> [Data section]:

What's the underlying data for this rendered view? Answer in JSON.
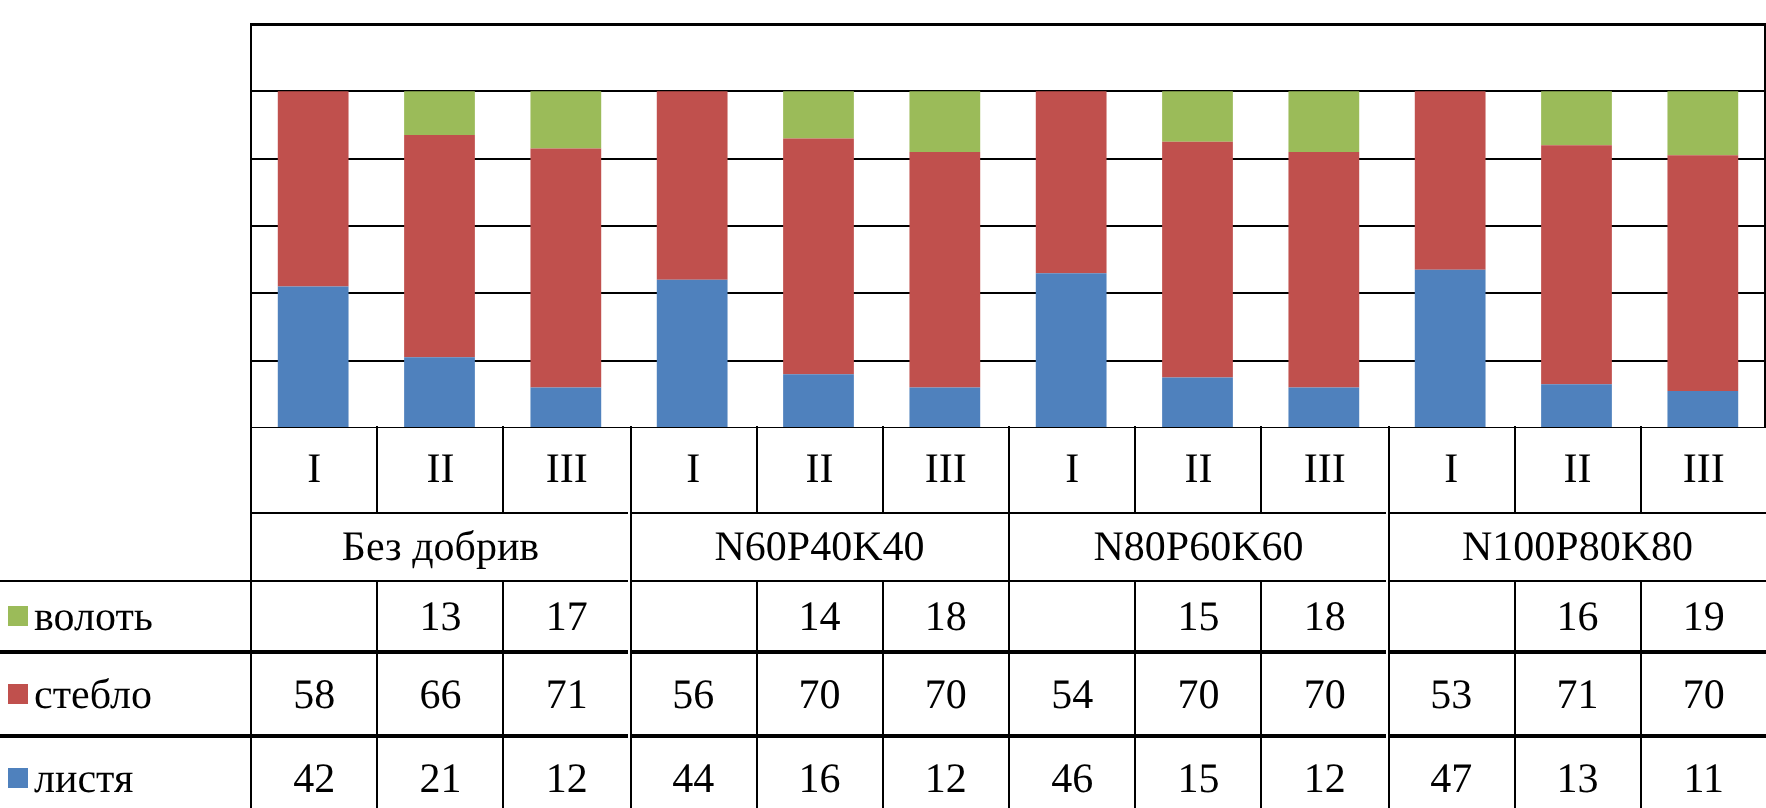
{
  "chart_data": {
    "type": "bar",
    "stacked": true,
    "categories": [
      "I",
      "II",
      "III",
      "I",
      "II",
      "III",
      "I",
      "II",
      "III",
      "I",
      "II",
      "III"
    ],
    "annotations": [
      "Без добрив",
      "N60P40K40",
      "N80P60K60",
      "N100P80K80"
    ],
    "series": [
      {
        "name": "листя",
        "color": "#4f81bd",
        "values": [
          42,
          21,
          12,
          44,
          16,
          12,
          46,
          15,
          12,
          47,
          13,
          11
        ]
      },
      {
        "name": "стебло",
        "color": "#c0504d",
        "values": [
          58,
          66,
          71,
          56,
          70,
          70,
          54,
          70,
          70,
          53,
          71,
          70
        ]
      },
      {
        "name": "волоть",
        "color": "#9bbb59",
        "values": [
          null,
          13,
          17,
          null,
          14,
          18,
          null,
          15,
          18,
          null,
          16,
          19
        ]
      }
    ],
    "ylim": [
      0,
      120
    ],
    "yticks": [
      {
        "value": 0,
        "label": null
      },
      {
        "value": 20,
        "label": null
      },
      {
        "value": 40,
        "label": null
      },
      {
        "value": 60,
        "label": null
      },
      {
        "value": 80,
        "label": null
      },
      {
        "value": 100,
        "label": null
      },
      {
        "value": 120,
        "label": null
      }
    ],
    "grid": "y",
    "legend": "bottom",
    "data_labels": true,
    "tick_labels": "x"
  }
}
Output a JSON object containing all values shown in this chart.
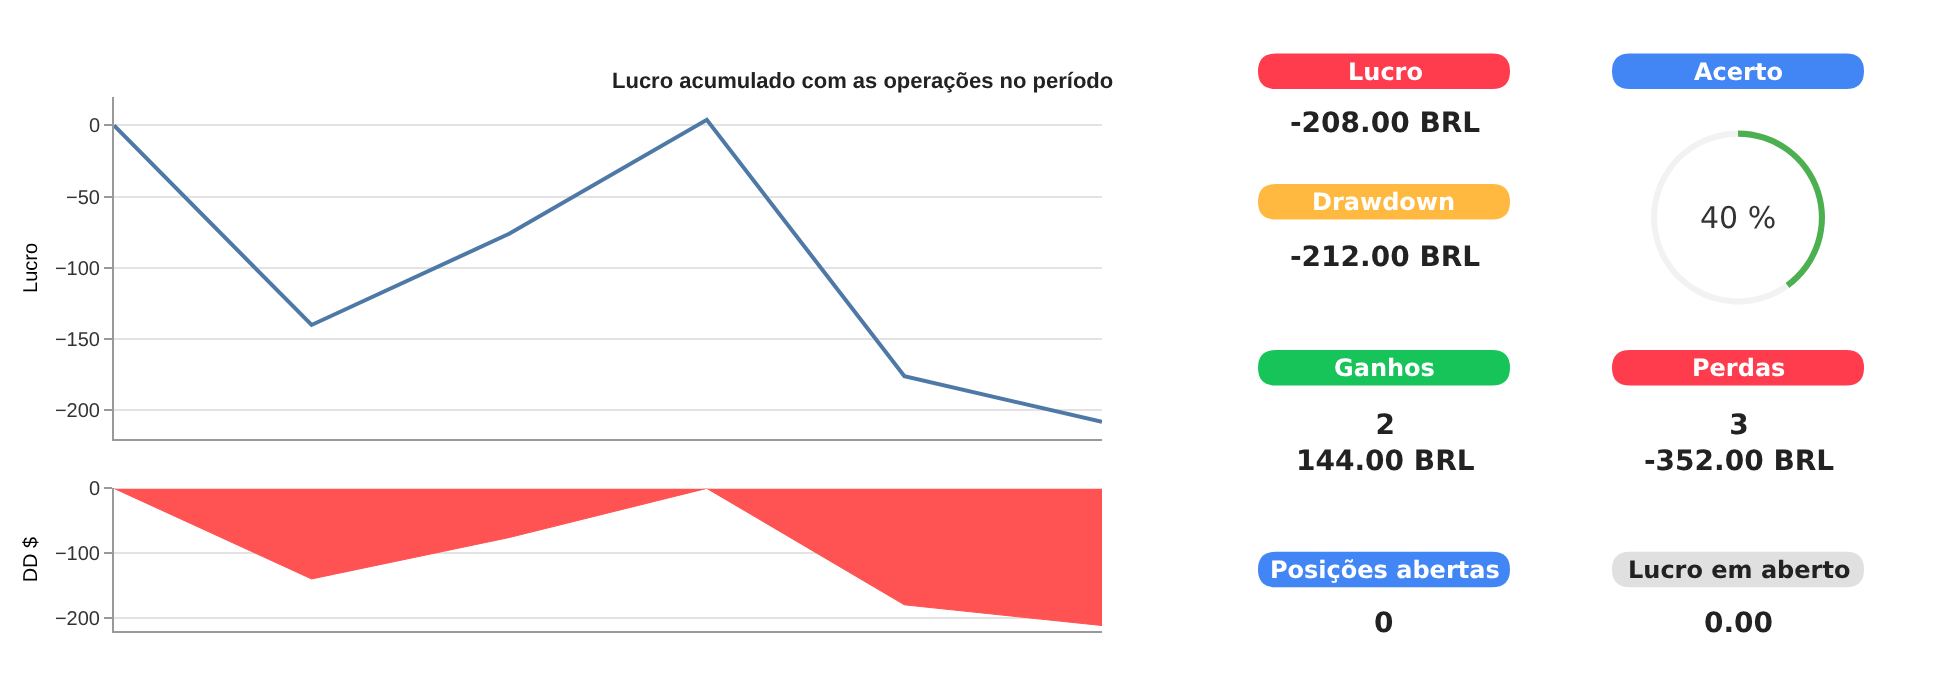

> [Challenge]:
Output each line exactly; omit every picture.

> [Exercise response]:
What's the underlying data for this rendered view? Answer in JSON.
{
  "chart_data": {
    "type": "bar",
    "stacked": true,
    "categories": [
      "I",
      "II",
      "III",
      "I",
      "II",
      "III",
      "I",
      "II",
      "III",
      "I",
      "II",
      "III"
    ],
    "annotations": [
      "Без добрив",
      "N60P40K40",
      "N80P60K60",
      "N100P80K80"
    ],
    "series": [
      {
        "name": "листя",
        "color": "#4f81bd",
        "values": [
          42,
          21,
          12,
          44,
          16,
          12,
          46,
          15,
          12,
          47,
          13,
          11
        ]
      },
      {
        "name": "стебло",
        "color": "#c0504d",
        "values": [
          58,
          66,
          71,
          56,
          70,
          70,
          54,
          70,
          70,
          53,
          71,
          70
        ]
      },
      {
        "name": "волоть",
        "color": "#9bbb59",
        "values": [
          null,
          13,
          17,
          null,
          14,
          18,
          null,
          15,
          18,
          null,
          16,
          19
        ]
      }
    ],
    "ylim": [
      0,
      120
    ],
    "yticks": [
      {
        "value": 0,
        "label": null
      },
      {
        "value": 20,
        "label": null
      },
      {
        "value": 40,
        "label": null
      },
      {
        "value": 60,
        "label": null
      },
      {
        "value": 80,
        "label": null
      },
      {
        "value": 100,
        "label": null
      },
      {
        "value": 120,
        "label": null
      }
    ],
    "grid": "y",
    "legend": "bottom",
    "data_labels": true,
    "tick_labels": "x"
  }
}
Output a JSON object containing all values shown in this chart.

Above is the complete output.